(Dataset entries)

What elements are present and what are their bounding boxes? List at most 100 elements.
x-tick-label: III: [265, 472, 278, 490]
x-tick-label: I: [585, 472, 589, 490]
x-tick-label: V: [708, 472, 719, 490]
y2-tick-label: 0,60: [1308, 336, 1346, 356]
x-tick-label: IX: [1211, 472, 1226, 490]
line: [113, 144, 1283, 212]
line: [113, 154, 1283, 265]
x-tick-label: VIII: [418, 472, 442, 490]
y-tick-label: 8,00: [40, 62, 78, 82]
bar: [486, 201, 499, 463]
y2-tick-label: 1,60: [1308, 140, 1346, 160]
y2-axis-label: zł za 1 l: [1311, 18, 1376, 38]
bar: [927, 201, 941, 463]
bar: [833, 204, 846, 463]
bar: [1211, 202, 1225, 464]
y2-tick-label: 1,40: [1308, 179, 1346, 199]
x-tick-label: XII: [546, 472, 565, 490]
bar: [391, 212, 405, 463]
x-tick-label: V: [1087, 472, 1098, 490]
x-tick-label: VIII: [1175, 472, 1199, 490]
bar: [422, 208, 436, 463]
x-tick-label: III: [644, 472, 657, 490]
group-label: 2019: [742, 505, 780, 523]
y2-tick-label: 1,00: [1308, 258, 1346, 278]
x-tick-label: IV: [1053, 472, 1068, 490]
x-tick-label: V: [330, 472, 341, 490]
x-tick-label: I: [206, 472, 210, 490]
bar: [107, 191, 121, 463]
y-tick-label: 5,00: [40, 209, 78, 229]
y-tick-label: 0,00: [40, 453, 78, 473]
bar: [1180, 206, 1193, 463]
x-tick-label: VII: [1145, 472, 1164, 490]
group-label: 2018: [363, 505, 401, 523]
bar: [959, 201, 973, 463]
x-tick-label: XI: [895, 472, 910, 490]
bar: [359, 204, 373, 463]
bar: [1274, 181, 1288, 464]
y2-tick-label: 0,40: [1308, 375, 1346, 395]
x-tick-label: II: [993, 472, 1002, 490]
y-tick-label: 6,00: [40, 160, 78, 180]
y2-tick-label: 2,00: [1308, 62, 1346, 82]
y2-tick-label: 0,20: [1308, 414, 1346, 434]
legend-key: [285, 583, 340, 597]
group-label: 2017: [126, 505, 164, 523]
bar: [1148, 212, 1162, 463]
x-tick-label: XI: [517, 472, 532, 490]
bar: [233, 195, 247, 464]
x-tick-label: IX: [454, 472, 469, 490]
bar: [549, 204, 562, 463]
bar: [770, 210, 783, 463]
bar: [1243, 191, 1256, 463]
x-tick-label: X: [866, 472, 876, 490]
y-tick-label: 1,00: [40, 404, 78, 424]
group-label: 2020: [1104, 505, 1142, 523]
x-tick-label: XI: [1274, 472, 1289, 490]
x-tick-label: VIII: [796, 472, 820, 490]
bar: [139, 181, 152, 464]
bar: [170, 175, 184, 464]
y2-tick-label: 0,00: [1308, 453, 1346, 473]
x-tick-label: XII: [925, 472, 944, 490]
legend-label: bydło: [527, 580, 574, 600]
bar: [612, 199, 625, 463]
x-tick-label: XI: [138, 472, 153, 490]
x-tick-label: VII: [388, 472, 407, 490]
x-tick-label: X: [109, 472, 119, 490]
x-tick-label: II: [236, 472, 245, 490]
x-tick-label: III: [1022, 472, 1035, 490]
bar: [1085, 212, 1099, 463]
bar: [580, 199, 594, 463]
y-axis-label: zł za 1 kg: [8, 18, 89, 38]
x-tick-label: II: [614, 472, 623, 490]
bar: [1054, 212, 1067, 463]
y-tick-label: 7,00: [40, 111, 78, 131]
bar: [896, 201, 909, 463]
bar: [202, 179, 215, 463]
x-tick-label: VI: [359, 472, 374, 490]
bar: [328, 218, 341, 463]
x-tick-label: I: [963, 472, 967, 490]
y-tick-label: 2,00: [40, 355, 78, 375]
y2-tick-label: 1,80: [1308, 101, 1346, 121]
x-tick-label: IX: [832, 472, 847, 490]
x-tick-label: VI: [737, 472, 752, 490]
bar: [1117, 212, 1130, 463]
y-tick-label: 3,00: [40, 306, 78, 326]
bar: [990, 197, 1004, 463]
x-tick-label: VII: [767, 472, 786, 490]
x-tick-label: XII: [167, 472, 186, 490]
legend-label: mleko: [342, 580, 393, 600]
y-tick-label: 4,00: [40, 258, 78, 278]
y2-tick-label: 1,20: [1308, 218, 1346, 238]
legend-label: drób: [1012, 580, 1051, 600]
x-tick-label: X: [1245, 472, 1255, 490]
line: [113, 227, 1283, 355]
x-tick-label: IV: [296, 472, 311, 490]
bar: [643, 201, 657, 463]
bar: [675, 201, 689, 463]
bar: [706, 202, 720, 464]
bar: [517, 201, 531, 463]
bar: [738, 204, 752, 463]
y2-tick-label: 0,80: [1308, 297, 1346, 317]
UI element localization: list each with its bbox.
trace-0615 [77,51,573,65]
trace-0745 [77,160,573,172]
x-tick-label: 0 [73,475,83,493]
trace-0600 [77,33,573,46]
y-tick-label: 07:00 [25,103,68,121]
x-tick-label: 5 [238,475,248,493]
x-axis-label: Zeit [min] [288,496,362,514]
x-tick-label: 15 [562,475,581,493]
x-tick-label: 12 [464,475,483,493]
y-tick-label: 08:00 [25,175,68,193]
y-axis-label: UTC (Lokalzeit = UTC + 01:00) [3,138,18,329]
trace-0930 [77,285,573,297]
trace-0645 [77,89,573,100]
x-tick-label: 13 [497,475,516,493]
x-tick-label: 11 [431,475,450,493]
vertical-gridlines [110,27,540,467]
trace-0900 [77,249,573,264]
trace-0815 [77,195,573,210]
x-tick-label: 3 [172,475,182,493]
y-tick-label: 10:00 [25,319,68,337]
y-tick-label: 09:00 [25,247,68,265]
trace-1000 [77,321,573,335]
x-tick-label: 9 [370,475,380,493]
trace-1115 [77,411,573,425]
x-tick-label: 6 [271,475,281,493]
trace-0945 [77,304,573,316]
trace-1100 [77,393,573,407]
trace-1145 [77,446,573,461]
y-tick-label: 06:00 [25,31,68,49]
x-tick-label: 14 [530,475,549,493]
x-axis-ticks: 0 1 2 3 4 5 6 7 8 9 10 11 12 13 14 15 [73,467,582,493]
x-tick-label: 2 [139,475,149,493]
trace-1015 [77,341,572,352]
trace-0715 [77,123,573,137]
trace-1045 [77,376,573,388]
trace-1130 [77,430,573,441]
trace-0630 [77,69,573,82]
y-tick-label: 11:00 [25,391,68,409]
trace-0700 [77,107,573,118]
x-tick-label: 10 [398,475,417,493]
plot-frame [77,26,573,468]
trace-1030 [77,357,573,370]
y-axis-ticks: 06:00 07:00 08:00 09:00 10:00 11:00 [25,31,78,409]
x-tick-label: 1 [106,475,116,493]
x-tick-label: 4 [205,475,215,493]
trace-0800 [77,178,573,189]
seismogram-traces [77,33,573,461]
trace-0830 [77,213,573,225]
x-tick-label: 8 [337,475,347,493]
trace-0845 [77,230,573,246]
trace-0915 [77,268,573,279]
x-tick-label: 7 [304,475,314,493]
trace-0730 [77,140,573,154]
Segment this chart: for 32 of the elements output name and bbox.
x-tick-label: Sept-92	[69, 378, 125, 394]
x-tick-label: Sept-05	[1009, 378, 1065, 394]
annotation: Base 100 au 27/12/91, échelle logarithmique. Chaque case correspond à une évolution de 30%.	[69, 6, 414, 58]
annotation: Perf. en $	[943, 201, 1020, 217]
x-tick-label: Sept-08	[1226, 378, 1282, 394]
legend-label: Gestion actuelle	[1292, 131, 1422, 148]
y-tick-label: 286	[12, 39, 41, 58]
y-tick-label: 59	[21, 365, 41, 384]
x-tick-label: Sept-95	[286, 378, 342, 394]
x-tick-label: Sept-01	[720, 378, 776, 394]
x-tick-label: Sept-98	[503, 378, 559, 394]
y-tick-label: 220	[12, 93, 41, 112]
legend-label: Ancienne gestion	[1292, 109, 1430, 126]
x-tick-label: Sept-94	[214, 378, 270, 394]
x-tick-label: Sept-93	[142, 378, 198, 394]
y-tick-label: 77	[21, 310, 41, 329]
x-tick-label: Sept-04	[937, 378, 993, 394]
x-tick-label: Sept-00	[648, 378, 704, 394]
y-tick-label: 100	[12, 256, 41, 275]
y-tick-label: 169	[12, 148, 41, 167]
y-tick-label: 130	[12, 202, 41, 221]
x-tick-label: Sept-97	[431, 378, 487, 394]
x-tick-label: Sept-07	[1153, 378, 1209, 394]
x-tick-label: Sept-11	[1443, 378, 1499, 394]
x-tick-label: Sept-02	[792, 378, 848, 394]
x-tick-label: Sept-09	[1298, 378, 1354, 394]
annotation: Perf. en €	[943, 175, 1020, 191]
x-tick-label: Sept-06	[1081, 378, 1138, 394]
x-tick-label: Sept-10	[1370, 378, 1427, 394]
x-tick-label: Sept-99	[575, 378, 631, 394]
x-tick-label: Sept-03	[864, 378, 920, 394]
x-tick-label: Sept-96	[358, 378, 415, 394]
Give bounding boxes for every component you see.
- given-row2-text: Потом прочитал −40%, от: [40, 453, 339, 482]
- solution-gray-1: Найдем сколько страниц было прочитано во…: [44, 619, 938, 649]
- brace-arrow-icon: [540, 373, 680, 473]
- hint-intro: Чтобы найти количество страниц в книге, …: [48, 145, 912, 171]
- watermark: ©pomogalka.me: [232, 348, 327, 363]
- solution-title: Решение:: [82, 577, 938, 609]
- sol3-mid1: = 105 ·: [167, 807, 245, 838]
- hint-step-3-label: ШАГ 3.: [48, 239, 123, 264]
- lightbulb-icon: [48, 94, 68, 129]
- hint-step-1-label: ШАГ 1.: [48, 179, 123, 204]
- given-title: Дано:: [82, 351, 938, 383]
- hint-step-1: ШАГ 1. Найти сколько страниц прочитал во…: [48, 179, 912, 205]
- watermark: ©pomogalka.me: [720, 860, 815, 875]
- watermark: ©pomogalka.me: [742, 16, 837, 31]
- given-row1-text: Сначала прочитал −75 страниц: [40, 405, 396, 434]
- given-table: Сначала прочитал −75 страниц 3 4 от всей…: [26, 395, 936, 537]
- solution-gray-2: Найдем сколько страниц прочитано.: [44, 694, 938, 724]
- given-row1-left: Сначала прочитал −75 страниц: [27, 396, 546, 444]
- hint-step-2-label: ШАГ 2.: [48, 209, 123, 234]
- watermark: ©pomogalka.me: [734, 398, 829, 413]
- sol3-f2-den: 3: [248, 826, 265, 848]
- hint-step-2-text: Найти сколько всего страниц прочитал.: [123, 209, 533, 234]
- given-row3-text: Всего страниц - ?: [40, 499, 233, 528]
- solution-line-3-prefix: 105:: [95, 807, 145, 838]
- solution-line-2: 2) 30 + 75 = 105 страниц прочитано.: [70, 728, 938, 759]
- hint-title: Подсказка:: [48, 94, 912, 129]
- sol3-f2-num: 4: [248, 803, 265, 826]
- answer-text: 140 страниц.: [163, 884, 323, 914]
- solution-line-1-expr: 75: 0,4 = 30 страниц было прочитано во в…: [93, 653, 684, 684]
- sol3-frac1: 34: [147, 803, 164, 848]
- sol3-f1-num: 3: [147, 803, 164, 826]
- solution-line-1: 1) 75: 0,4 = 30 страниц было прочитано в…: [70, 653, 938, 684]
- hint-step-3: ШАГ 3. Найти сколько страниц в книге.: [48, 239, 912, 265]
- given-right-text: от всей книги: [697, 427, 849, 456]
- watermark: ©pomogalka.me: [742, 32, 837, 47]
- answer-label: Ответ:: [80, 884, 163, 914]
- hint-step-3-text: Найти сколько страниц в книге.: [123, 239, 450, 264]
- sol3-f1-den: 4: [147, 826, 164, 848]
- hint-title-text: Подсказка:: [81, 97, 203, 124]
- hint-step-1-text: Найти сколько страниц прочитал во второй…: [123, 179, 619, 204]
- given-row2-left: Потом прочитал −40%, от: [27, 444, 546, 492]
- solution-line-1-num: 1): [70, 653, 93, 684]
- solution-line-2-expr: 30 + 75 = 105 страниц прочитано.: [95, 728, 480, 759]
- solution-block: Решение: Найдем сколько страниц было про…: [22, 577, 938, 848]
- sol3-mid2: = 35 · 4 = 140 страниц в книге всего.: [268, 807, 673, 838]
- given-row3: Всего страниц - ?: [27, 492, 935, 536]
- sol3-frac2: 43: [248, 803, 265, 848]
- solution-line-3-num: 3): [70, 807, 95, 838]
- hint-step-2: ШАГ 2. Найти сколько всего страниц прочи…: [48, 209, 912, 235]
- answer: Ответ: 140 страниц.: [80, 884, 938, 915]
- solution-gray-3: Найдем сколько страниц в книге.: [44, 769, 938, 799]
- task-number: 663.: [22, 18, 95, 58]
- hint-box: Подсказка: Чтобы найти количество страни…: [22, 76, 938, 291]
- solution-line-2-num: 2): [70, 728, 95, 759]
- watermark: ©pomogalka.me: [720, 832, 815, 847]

• Task directions
Quote the listing verbatim from its first line through the line containing "x-tick-label: XII: [546, 472, 565, 490]", including both of those lines.

• Written reply
What elements are present and what are their bounding boxes? List at most 100 elements.
x-tick-label: III: [265, 472, 278, 490]
x-tick-label: I: [585, 472, 589, 490]
x-tick-label: V: [708, 472, 719, 490]
y2-tick-label: 0,60: [1308, 336, 1346, 356]
x-tick-label: IX: [1211, 472, 1226, 490]
line: [113, 144, 1283, 212]
line: [113, 154, 1283, 265]
x-tick-label: VIII: [418, 472, 442, 490]
y-tick-label: 8,00: [40, 62, 78, 82]
bar: [486, 201, 499, 463]
y2-tick-label: 1,60: [1308, 140, 1346, 160]
y2-axis-label: zł za 1 l: [1311, 18, 1376, 38]
bar: [927, 201, 941, 463]
bar: [833, 204, 846, 463]
bar: [1211, 202, 1225, 464]
y2-tick-label: 1,40: [1308, 179, 1346, 199]
x-tick-label: XII: [546, 472, 565, 490]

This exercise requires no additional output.